Begin
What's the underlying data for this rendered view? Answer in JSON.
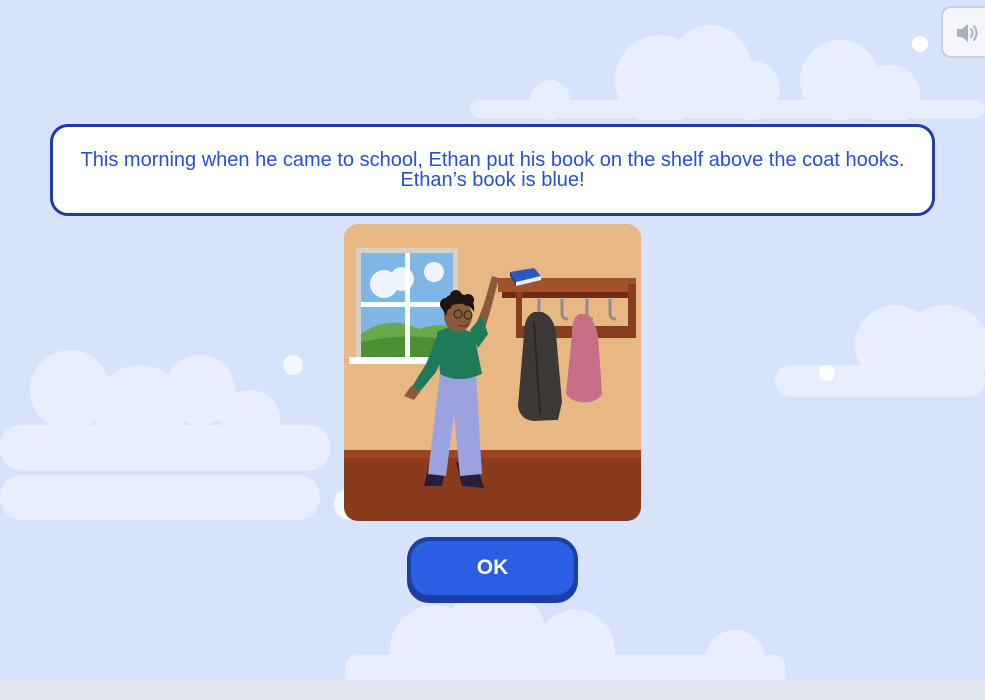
{
  "story": {
    "line1": "This morning when he came to school, Ethan put his book on the shelf above the coat hooks.",
    "line2": "Ethan’s book is blue!"
  },
  "buttons": {
    "ok_label": "OK"
  },
  "icons": {
    "sound": "speaker-volume-icon"
  },
  "colors": {
    "background": "#d6e3fb",
    "accent": "#2a5ee3",
    "accent_dark": "#1c3ea6",
    "story_text": "#2551d4"
  }
}
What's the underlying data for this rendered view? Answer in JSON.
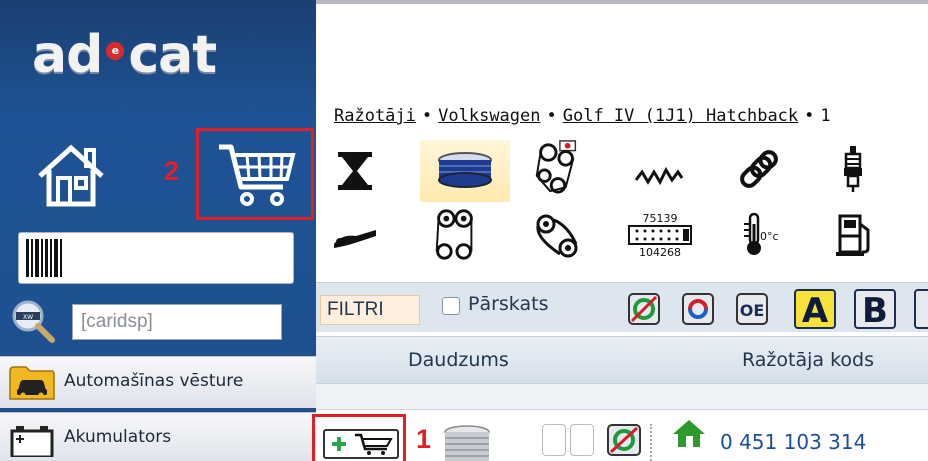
End
### What is needed
Write the entries above out in full, exactly, with no images.

### Answer to the problem
What's the underlying data for this rendered view? Answer in JSON.
{
  "story": {
    "line1": "This morning when he came to school, Ethan put his book on the shelf above the coat hooks.",
    "line2": "Ethan’s book is blue!"
  },
  "buttons": {
    "ok_label": "OK"
  },
  "icons": {
    "sound": "speaker-volume-icon"
  },
  "colors": {
    "background": "#d6e3fb",
    "accent": "#2a5ee3",
    "accent_dark": "#1c3ea6",
    "story_text": "#2551d4"
  }
}
What's the underlying data for this rendered view? Answer in JSON.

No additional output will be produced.